_What is being asked_: Everything in the listing except the pictures should be written out exactly.

── Recorded data ──

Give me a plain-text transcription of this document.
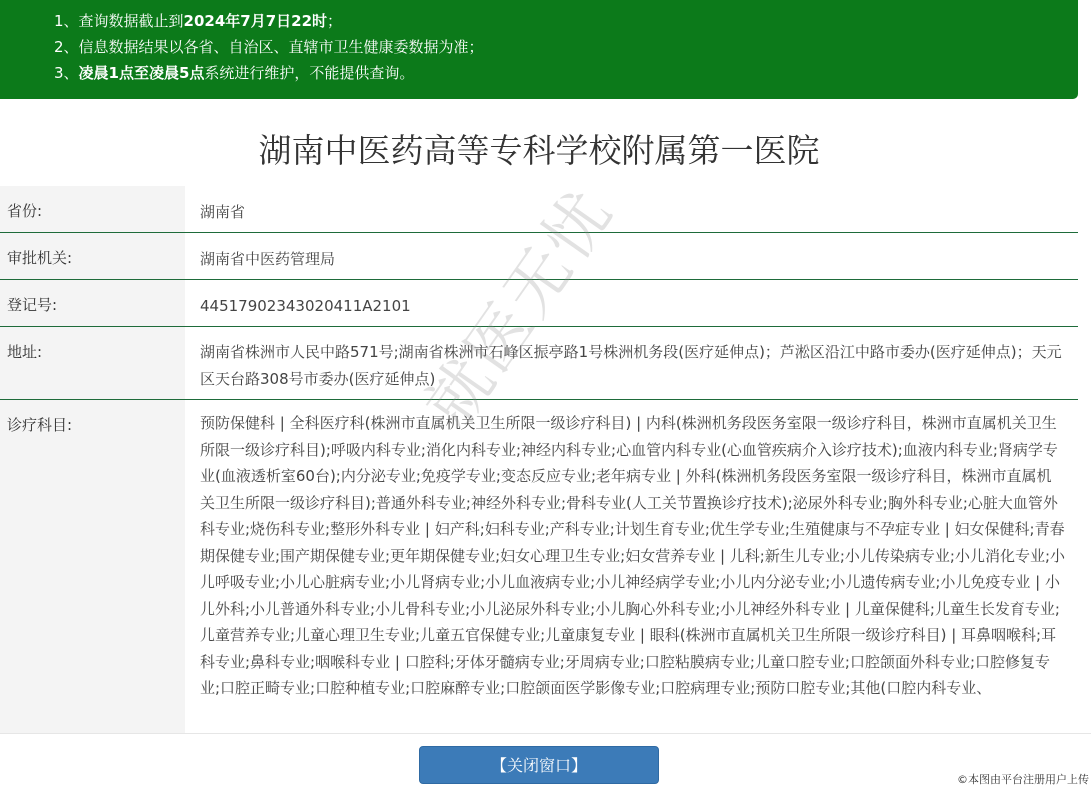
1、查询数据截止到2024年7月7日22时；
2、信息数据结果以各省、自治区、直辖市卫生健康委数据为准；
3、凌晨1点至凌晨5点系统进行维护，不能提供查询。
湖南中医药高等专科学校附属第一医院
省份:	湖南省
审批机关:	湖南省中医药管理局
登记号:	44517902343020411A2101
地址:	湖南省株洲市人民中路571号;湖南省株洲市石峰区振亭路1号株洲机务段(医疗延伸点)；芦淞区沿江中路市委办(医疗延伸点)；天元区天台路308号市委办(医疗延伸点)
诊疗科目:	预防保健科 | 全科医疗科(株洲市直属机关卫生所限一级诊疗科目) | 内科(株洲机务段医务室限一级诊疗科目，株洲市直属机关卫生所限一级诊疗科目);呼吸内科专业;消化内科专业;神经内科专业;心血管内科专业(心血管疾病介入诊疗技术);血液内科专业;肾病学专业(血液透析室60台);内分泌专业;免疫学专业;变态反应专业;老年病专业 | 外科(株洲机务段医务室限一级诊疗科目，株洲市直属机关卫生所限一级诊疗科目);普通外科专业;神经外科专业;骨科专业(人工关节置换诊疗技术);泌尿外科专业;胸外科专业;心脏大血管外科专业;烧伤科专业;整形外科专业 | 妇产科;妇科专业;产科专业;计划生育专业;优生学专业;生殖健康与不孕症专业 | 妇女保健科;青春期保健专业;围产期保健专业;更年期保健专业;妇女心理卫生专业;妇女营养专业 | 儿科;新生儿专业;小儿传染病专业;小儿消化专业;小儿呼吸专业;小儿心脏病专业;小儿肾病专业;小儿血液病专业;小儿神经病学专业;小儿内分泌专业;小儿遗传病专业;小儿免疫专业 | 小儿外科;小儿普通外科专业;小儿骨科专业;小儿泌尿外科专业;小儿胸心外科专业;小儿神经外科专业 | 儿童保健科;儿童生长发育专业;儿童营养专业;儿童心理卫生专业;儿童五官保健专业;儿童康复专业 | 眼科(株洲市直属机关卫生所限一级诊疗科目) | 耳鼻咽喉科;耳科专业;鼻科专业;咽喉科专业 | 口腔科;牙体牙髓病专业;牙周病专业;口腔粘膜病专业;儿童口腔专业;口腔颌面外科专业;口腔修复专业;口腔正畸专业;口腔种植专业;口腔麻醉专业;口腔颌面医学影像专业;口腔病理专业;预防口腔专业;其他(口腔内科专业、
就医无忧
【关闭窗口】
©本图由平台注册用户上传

───

_Complete response_:
Give me a plain-text transcription of this document.
1、查询数据截止到2024年7月7日22时；
2、信息数据结果以各省、自治区、直辖市卫生健康委数据为准；
3、凌晨1点至凌晨5点系统进行维护，不能提供查询。
湖南中医药高等专科学校附属第一医院
省份:	湖南省
审批机关:	湖南省中医药管理局
登记号:	44517902343020411A2101
地址:	湖南省株洲市人民中路571号;湖南省株洲市石峰区振亭路1号株洲机务段(医疗延伸点)；芦淞区沿江中路市委办(医疗延伸点)；天元区天台路308号市委办(医疗延伸点)
诊疗科目:	预防保健科 | 全科医疗科(株洲市直属机关卫生所限一级诊疗科目) | 内科(株洲机务段医务室限一级诊疗科目，株洲市直属机关卫生所限一级诊疗科目);呼吸内科专业;消化内科专业;神经内科专业;心血管内科专业(心血管疾病介入诊疗技术);血液内科专业;肾病学专业(血液透析室60台);内分泌专业;免疫学专业;变态反应专业;老年病专业 | 外科(株洲机务段医务室限一级诊疗科目，株洲市直属机关卫生所限一级诊疗科目);普通外科专业;神经外科专业;骨科专业(人工关节置换诊疗技术);泌尿外科专业;胸外科专业;心脏大血管外科专业;烧伤科专业;整形外科专业 | 妇产科;妇科专业;产科专业;计划生育专业;优生学专业;生殖健康与不孕症专业 | 妇女保健科;青春期保健专业;围产期保健专业;更年期保健专业;妇女心理卫生专业;妇女营养专业 | 儿科;新生儿专业;小儿传染病专业;小儿消化专业;小儿呼吸专业;小儿心脏病专业;小儿肾病专业;小儿血液病专业;小儿神经病学专业;小儿内分泌专业;小儿遗传病专业;小儿免疫专业 | 小儿外科;小儿普通外科专业;小儿骨科专业;小儿泌尿外科专业;小儿胸心外科专业;小儿神经外科专业 | 儿童保健科;儿童生长发育专业;儿童营养专业;儿童心理卫生专业;儿童五官保健专业;儿童康复专业 | 眼科(株洲市直属机关卫生所限一级诊疗科目) | 耳鼻咽喉科;耳科专业;鼻科专业;咽喉科专业 | 口腔科;牙体牙髓病专业;牙周病专业;口腔粘膜病专业;儿童口腔专业;口腔颌面外科专业;口腔修复专业;口腔正畸专业;口腔种植专业;口腔麻醉专业;口腔颌面医学影像专业;口腔病理专业;预防口腔专业;其他(口腔内科专业、
就医无忧
【关闭窗口】
©本图由平台注册用户上传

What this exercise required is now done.